» Problem to work on
Copy the rows below, swapping every "interactable" for "clickable" and leaving everything else as it is.

» Dataset records
(begin)

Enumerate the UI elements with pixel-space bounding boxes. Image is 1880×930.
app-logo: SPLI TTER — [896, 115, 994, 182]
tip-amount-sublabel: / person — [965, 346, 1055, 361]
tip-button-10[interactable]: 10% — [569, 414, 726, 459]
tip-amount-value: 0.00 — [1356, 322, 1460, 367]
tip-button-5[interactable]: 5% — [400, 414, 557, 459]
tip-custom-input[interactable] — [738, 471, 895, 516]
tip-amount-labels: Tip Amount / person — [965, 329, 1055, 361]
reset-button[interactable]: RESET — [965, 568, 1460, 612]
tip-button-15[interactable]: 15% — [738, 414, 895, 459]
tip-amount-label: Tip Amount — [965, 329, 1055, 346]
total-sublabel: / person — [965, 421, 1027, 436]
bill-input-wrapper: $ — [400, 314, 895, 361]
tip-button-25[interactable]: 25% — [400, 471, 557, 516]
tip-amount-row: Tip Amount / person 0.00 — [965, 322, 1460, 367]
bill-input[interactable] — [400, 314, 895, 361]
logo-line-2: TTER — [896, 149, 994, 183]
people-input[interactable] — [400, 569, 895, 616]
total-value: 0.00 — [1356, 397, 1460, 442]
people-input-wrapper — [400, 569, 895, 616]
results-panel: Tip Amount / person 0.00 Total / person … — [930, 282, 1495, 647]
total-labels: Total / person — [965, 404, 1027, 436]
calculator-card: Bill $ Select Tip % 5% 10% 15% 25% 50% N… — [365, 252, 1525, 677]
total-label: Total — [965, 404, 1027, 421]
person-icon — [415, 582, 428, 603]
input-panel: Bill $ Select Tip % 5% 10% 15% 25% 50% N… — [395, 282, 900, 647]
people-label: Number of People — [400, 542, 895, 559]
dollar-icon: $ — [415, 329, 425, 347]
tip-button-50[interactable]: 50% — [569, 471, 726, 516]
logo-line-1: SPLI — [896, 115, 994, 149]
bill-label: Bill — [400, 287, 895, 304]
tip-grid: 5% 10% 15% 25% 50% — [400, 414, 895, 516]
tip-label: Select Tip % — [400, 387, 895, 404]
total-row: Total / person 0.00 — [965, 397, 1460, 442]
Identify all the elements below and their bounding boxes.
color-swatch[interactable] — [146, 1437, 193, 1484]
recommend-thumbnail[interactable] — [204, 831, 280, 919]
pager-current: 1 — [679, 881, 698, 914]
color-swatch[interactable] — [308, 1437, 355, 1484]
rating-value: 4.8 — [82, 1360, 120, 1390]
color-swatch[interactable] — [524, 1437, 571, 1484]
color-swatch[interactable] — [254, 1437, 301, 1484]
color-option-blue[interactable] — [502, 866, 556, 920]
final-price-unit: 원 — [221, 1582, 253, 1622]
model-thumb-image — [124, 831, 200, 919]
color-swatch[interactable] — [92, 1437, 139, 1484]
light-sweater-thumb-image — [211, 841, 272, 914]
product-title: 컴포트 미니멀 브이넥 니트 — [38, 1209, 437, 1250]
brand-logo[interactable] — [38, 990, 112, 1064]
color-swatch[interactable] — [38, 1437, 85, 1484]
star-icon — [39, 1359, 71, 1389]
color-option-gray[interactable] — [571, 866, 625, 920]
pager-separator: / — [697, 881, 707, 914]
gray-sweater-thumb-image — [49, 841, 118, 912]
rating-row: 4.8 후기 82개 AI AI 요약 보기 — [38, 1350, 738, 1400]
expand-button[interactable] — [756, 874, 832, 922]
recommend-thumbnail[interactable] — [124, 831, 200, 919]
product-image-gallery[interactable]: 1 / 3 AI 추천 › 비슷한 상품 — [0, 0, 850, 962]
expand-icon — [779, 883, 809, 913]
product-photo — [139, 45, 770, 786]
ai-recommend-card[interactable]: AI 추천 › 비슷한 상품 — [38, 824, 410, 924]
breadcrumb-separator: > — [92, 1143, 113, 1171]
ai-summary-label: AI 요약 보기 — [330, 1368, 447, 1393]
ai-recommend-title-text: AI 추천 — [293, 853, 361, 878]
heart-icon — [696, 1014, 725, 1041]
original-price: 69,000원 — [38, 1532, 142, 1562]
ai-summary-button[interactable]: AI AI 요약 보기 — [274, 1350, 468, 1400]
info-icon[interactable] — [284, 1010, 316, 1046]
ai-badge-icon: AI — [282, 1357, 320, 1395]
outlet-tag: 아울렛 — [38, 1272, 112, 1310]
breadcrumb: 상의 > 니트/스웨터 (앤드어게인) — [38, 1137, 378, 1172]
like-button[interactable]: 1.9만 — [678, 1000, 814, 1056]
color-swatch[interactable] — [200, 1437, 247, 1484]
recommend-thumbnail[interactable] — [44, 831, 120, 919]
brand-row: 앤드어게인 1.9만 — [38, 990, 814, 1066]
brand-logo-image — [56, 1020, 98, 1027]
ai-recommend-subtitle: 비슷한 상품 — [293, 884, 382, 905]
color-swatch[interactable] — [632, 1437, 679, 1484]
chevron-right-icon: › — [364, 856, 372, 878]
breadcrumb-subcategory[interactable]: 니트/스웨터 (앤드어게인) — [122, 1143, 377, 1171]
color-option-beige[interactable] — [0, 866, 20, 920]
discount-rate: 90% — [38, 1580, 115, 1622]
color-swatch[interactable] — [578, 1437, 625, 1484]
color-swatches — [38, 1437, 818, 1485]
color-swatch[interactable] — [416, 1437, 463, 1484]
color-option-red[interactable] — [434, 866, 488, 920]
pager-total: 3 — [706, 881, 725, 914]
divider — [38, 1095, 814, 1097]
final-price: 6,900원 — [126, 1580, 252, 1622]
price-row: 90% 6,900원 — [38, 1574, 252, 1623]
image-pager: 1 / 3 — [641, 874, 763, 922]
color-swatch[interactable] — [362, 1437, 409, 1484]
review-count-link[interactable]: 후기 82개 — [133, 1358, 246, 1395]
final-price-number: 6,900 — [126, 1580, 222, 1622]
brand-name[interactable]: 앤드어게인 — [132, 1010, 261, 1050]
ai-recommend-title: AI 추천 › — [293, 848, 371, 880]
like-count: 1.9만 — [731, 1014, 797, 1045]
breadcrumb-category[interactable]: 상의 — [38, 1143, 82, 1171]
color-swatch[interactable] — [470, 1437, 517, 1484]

(end)

» Answer in full
Enumerate the UI elements with pixel-space bounding boxes. Image is 1880×930.
app-logo: SPLI TTER — [896, 115, 994, 182]
tip-amount-sublabel: / person — [965, 346, 1055, 361]
tip-button-10[clickable]: 10% — [569, 414, 726, 459]
tip-amount-value: 0.00 — [1356, 322, 1460, 367]
tip-button-5[clickable]: 5% — [400, 414, 557, 459]
tip-custom-input[clickable] — [738, 471, 895, 516]
tip-amount-labels: Tip Amount / person — [965, 329, 1055, 361]
reset-button[clickable]: RESET — [965, 568, 1460, 612]
tip-button-15[clickable]: 15% — [738, 414, 895, 459]
tip-amount-label: Tip Amount — [965, 329, 1055, 346]
total-sublabel: / person — [965, 421, 1027, 436]
bill-input-wrapper: $ — [400, 314, 895, 361]
tip-button-25[clickable]: 25% — [400, 471, 557, 516]
tip-amount-row: Tip Amount / person 0.00 — [965, 322, 1460, 367]
bill-input[clickable] — [400, 314, 895, 361]
logo-line-2: TTER — [896, 149, 994, 183]
people-input[clickable] — [400, 569, 895, 616]
total-value: 0.00 — [1356, 397, 1460, 442]
people-input-wrapper — [400, 569, 895, 616]
results-panel: Tip Amount / person 0.00 Total / person … — [930, 282, 1495, 647]
total-labels: Total / person — [965, 404, 1027, 436]
calculator-card: Bill $ Select Tip % 5% 10% 15% 25% 50% N… — [365, 252, 1525, 677]
total-label: Total — [965, 404, 1027, 421]
person-icon — [415, 582, 428, 603]
input-panel: Bill $ Select Tip % 5% 10% 15% 25% 50% N… — [395, 282, 900, 647]
people-label: Number of People — [400, 542, 895, 559]
dollar-icon: $ — [415, 329, 425, 347]
tip-button-50[clickable]: 50% — [569, 471, 726, 516]
logo-line-1: SPLI — [896, 115, 994, 149]
bill-label: Bill — [400, 287, 895, 304]
tip-grid: 5% 10% 15% 25% 50% — [400, 414, 895, 516]
tip-label: Select Tip % — [400, 387, 895, 404]
total-row: Total / person 0.00 — [965, 397, 1460, 442]
Identify all the elements below and their bounding boxes.
color-swatch[clickable] — [146, 1437, 193, 1484]
recommend-thumbnail[clickable] — [204, 831, 280, 919]
pager-current: 1 — [679, 881, 698, 914]
color-swatch[clickable] — [308, 1437, 355, 1484]
rating-value: 4.8 — [82, 1360, 120, 1390]
color-swatch[clickable] — [524, 1437, 571, 1484]
color-swatch[clickable] — [254, 1437, 301, 1484]
color-option-blue[clickable] — [502, 866, 556, 920]
final-price-unit: 원 — [221, 1582, 253, 1622]
model-thumb-image — [124, 831, 200, 919]
color-swatch[clickable] — [92, 1437, 139, 1484]
light-sweater-thumb-image — [211, 841, 272, 914]
product-title: 컴포트 미니멀 브이넥 니트 — [38, 1209, 437, 1250]
brand-logo[clickable] — [38, 990, 112, 1064]
color-swatch[clickable] — [38, 1437, 85, 1484]
star-icon — [39, 1359, 71, 1389]
color-option-gray[clickable] — [571, 866, 625, 920]
pager-separator: / — [697, 881, 707, 914]
gray-sweater-thumb-image — [49, 841, 118, 912]
rating-row: 4.8 후기 82개 AI AI 요약 보기 — [38, 1350, 738, 1400]
expand-button[clickable] — [756, 874, 832, 922]
recommend-thumbnail[clickable] — [124, 831, 200, 919]
product-image-gallery[clickable]: 1 / 3 AI 추천 › 비슷한 상품 — [0, 0, 850, 962]
expand-icon — [779, 883, 809, 913]
product-photo — [139, 45, 770, 786]
ai-recommend-card[clickable]: AI 추천 › 비슷한 상품 — [38, 824, 410, 924]
breadcrumb-separator: > — [92, 1143, 113, 1171]
ai-summary-label: AI 요약 보기 — [330, 1368, 447, 1393]
ai-recommend-title-text: AI 추천 — [293, 853, 361, 878]
heart-icon — [696, 1014, 725, 1041]
original-price: 69,000원 — [38, 1532, 142, 1562]
ai-summary-button[clickable]: AI AI 요약 보기 — [274, 1350, 468, 1400]
info-icon[clickable] — [284, 1010, 316, 1046]
ai-badge-icon: AI — [282, 1357, 320, 1395]
outlet-tag: 아울렛 — [38, 1272, 112, 1310]
breadcrumb: 상의 > 니트/스웨터 (앤드어게인) — [38, 1137, 378, 1172]
like-button[clickable]: 1.9만 — [678, 1000, 814, 1056]
color-swatch[clickable] — [200, 1437, 247, 1484]
recommend-thumbnail[clickable] — [44, 831, 120, 919]
brand-row: 앤드어게인 1.9만 — [38, 990, 814, 1066]
brand-logo-image — [56, 1020, 98, 1027]
ai-recommend-subtitle: 비슷한 상품 — [293, 884, 382, 905]
color-swatch[clickable] — [632, 1437, 679, 1484]
chevron-right-icon: › — [364, 856, 372, 878]
breadcrumb-subcategory[clickable]: 니트/스웨터 (앤드어게인) — [122, 1143, 377, 1171]
color-option-beige[clickable] — [0, 866, 20, 920]
discount-rate: 90% — [38, 1580, 115, 1622]
color-swatch[clickable] — [578, 1437, 625, 1484]
color-swatches — [38, 1437, 818, 1485]
color-swatch[clickable] — [416, 1437, 463, 1484]
color-option-red[clickable] — [434, 866, 488, 920]
pager-total: 3 — [706, 881, 725, 914]
divider — [38, 1095, 814, 1097]
final-price: 6,900원 — [126, 1580, 252, 1622]
price-row: 90% 6,900원 — [38, 1574, 252, 1623]
image-pager: 1 / 3 — [641, 874, 763, 922]
color-swatch[clickable] — [362, 1437, 409, 1484]
review-count-link[clickable]: 후기 82개 — [133, 1358, 246, 1395]
final-price-number: 6,900 — [126, 1580, 222, 1622]
brand-name[clickable]: 앤드어게인 — [132, 1010, 261, 1050]
ai-recommend-title: AI 추천 › — [293, 848, 371, 880]
like-count: 1.9만 — [731, 1014, 797, 1045]
breadcrumb-category[clickable]: 상의 — [38, 1143, 82, 1171]
color-swatch[clickable] — [470, 1437, 517, 1484]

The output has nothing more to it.